> _What this task involves_:
Pick out the lines containing "name".

> _Data records_:
§ §
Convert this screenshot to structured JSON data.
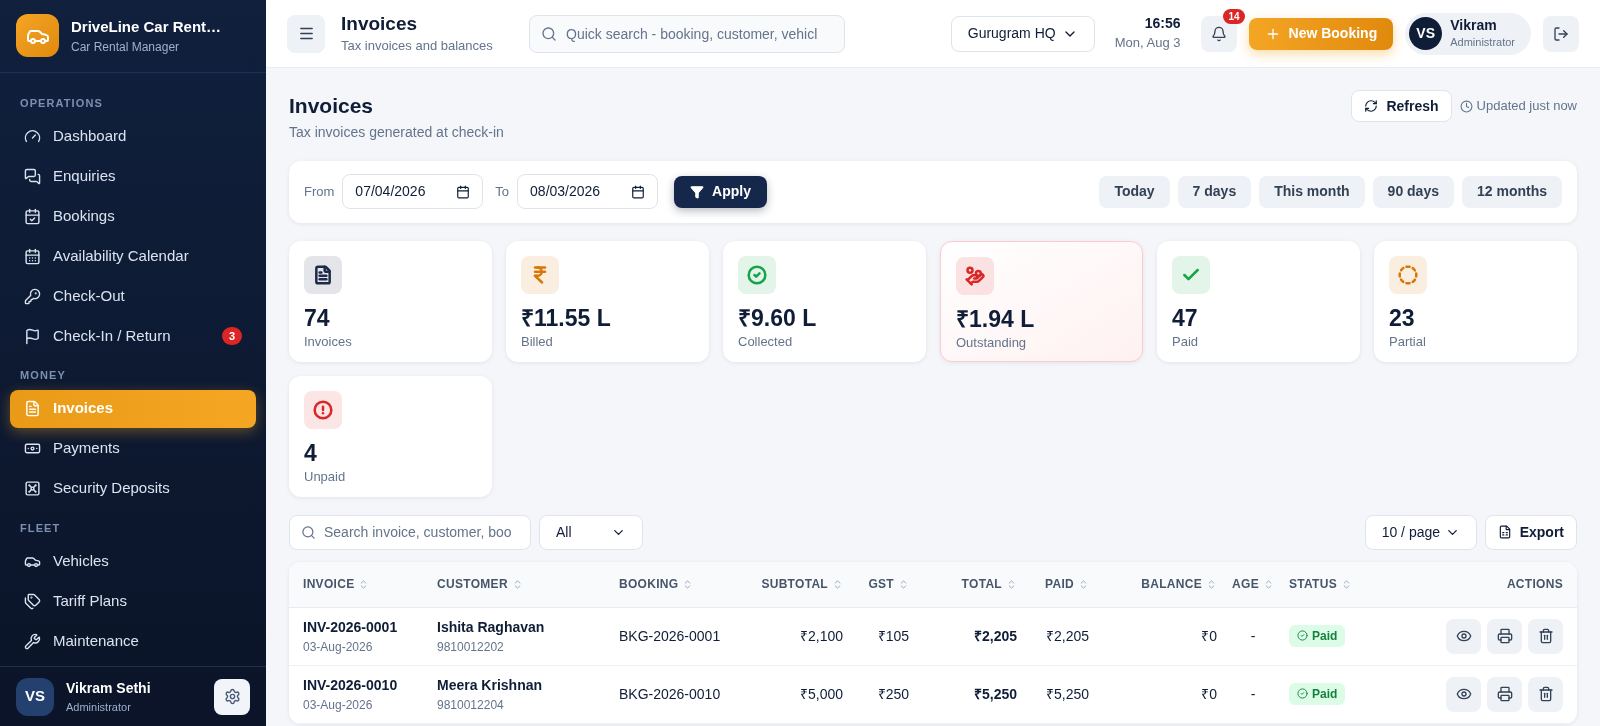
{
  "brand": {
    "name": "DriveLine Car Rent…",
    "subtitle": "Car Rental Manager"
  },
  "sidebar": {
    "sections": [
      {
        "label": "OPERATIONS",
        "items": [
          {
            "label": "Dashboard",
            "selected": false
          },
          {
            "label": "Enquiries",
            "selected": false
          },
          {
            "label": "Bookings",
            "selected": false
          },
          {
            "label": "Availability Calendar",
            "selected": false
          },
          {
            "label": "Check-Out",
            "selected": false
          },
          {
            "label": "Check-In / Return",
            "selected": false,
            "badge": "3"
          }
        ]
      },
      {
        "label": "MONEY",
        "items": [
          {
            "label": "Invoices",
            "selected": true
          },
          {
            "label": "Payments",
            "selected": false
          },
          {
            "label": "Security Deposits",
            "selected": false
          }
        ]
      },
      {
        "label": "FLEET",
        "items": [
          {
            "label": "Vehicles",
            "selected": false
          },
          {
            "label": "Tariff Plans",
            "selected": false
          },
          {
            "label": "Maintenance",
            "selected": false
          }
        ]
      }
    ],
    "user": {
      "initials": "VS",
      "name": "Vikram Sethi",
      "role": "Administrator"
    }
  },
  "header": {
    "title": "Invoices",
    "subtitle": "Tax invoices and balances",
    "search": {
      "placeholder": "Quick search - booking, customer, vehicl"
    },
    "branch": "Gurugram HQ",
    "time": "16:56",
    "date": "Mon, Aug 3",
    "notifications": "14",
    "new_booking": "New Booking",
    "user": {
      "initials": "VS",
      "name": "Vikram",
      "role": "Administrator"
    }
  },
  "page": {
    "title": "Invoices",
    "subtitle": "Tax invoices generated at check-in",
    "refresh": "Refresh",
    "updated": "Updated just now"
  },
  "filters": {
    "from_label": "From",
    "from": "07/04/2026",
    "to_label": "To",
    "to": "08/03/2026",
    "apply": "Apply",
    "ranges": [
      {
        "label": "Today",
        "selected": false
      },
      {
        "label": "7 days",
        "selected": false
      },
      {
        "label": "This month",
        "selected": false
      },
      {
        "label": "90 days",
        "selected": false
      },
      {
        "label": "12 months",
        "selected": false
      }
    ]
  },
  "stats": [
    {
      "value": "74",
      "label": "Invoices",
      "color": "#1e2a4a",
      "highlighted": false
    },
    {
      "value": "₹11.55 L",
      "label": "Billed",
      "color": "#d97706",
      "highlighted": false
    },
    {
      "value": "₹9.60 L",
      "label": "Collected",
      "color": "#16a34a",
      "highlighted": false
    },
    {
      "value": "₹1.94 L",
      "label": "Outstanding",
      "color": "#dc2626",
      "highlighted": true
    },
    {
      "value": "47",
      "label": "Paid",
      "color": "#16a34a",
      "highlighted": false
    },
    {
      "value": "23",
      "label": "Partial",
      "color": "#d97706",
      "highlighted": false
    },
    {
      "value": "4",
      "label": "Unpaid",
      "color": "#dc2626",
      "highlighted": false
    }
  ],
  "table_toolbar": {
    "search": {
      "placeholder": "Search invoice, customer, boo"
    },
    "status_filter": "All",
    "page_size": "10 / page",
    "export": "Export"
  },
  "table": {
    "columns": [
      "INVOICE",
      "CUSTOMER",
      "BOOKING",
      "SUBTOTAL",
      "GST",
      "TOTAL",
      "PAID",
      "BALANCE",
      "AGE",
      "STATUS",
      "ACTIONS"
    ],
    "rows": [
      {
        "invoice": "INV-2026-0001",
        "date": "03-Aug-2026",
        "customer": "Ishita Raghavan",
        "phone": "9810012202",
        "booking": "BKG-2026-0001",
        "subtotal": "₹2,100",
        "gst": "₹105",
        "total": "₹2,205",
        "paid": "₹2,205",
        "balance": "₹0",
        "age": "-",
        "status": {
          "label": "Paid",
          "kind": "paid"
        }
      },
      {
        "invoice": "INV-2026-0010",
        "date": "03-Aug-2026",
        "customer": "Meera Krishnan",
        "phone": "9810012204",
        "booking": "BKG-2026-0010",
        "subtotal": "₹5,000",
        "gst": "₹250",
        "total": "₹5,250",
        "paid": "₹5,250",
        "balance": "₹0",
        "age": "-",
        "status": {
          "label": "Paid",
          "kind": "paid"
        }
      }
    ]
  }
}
§ §
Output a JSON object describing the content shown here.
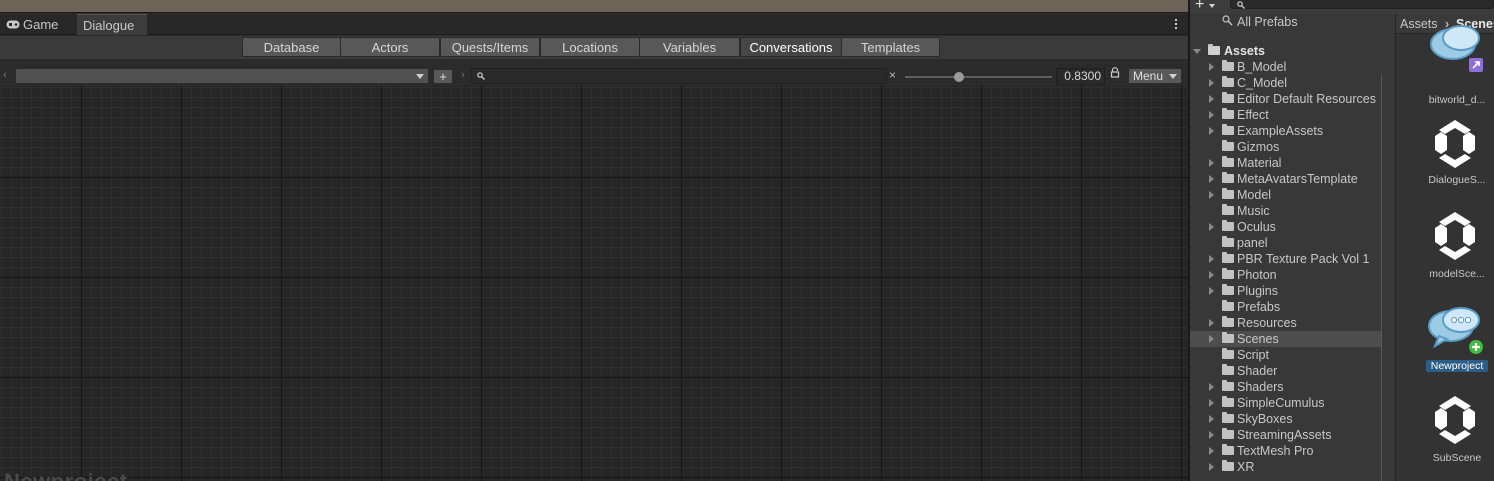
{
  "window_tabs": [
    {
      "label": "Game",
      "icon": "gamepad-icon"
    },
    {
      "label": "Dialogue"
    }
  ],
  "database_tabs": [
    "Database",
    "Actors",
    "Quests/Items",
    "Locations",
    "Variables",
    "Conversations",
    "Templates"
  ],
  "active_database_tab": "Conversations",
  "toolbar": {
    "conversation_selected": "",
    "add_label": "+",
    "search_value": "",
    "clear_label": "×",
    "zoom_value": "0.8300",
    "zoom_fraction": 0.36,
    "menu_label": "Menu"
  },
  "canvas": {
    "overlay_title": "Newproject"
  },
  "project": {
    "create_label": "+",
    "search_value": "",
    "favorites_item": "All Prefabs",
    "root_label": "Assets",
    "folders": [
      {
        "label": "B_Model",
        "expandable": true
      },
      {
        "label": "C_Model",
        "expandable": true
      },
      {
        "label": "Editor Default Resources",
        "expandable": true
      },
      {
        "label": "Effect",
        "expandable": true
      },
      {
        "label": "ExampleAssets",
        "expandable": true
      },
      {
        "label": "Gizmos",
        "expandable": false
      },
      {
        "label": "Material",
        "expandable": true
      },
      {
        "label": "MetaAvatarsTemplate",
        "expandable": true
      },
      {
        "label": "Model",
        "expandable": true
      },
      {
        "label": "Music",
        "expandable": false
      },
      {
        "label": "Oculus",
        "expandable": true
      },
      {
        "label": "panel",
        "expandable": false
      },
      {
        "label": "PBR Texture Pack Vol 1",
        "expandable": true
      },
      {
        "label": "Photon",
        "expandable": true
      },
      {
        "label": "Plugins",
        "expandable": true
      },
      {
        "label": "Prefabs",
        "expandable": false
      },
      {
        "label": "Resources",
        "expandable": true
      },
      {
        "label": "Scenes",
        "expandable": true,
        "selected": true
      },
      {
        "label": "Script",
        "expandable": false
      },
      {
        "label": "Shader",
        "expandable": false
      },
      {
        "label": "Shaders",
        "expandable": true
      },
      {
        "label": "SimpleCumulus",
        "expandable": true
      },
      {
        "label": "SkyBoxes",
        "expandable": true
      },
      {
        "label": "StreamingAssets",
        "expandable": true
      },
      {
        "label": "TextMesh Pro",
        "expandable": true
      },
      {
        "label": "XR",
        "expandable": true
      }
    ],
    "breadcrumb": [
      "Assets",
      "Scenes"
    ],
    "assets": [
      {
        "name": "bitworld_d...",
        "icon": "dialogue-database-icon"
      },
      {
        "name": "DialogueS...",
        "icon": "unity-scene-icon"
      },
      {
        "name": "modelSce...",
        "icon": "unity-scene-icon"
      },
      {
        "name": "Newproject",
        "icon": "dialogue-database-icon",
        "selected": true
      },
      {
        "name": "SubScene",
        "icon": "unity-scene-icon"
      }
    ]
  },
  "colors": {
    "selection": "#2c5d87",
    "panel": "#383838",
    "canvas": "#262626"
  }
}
§ §
> _Worked solution_:
    "name": "DriveLine Car Rent…",
      "name": "Vikram Sethi",
      "name": "Vikram",
        "name": "bitworld_d...",
        "name": "DialogueS...",
        "name": "modelSce...",
        "name": "Newproject",
        "name": "SubScene",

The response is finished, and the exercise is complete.